Stored data entries

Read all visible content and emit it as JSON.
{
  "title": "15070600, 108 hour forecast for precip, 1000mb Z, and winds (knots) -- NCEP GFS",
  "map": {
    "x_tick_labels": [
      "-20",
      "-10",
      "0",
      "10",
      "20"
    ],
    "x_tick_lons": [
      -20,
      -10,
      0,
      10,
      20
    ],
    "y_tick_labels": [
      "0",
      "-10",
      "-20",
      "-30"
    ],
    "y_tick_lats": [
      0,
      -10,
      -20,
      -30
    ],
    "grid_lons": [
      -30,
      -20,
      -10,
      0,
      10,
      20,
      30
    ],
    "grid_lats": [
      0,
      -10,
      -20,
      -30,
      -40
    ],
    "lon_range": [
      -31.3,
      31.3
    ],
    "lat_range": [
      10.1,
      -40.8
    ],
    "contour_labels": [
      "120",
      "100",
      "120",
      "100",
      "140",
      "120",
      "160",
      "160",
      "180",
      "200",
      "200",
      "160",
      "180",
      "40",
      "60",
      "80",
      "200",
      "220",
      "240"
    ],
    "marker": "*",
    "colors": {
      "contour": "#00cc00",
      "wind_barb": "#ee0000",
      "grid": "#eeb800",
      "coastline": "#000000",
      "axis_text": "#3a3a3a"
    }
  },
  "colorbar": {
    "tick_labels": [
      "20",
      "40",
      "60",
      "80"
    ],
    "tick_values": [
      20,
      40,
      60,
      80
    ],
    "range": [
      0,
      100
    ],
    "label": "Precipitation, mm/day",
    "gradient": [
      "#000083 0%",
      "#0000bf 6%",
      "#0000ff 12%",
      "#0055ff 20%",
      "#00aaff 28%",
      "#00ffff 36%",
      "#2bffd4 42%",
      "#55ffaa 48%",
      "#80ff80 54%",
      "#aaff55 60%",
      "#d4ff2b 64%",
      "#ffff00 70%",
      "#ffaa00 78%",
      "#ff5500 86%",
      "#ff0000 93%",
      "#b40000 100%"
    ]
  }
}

_PROBLEM TO SOLVE_:
Please output every record, keeping each line exact.

_WRITTEN REPLY_:
Read all visible content and emit it as JSON.
{
  "title": "15070600, 108 hour forecast for precip, 1000mb Z, and winds (knots) -- NCEP GFS",
  "map": {
    "x_tick_labels": [
      "-20",
      "-10",
      "0",
      "10",
      "20"
    ],
    "x_tick_lons": [
      -20,
      -10,
      0,
      10,
      20
    ],
    "y_tick_labels": [
      "0",
      "-10",
      "-20",
      "-30"
    ],
    "y_tick_lats": [
      0,
      -10,
      -20,
      -30
    ],
    "grid_lons": [
      -30,
      -20,
      -10,
      0,
      10,
      20,
      30
    ],
    "grid_lats": [
      0,
      -10,
      -20,
      -30,
      -40
    ],
    "lon_range": [
      -31.3,
      31.3
    ],
    "lat_range": [
      10.1,
      -40.8
    ],
    "contour_labels": [
      "120",
      "100",
      "120",
      "100",
      "140",
      "120",
      "160",
      "160",
      "180",
      "200",
      "200",
      "160",
      "180",
      "40",
      "60",
      "80",
      "200",
      "220",
      "240"
    ],
    "marker": "*",
    "colors": {
      "contour": "#00cc00",
      "wind_barb": "#ee0000",
      "grid": "#eeb800",
      "coastline": "#000000",
      "axis_text": "#3a3a3a"
    }
  },
  "colorbar": {
    "tick_labels": [
      "20",
      "40",
      "60",
      "80"
    ],
    "tick_values": [
      20,
      40,
      60,
      80
    ],
    "range": [
      0,
      100
    ],
    "label": "Precipitation, mm/day",
    "gradient": [
      "#000083 0%",
      "#0000bf 6%",
      "#0000ff 12%",
      "#0055ff 20%",
      "#00aaff 28%",
      "#00ffff 36%",
      "#2bffd4 42%",
      "#55ffaa 48%",
      "#80ff80 54%",
      "#aaff55 60%",
      "#d4ff2b 64%",
      "#ffff00 70%",
      "#ffaa00 78%",
      "#ff5500 86%",
      "#ff0000 93%",
      "#b40000 100%"
    ]
  }
}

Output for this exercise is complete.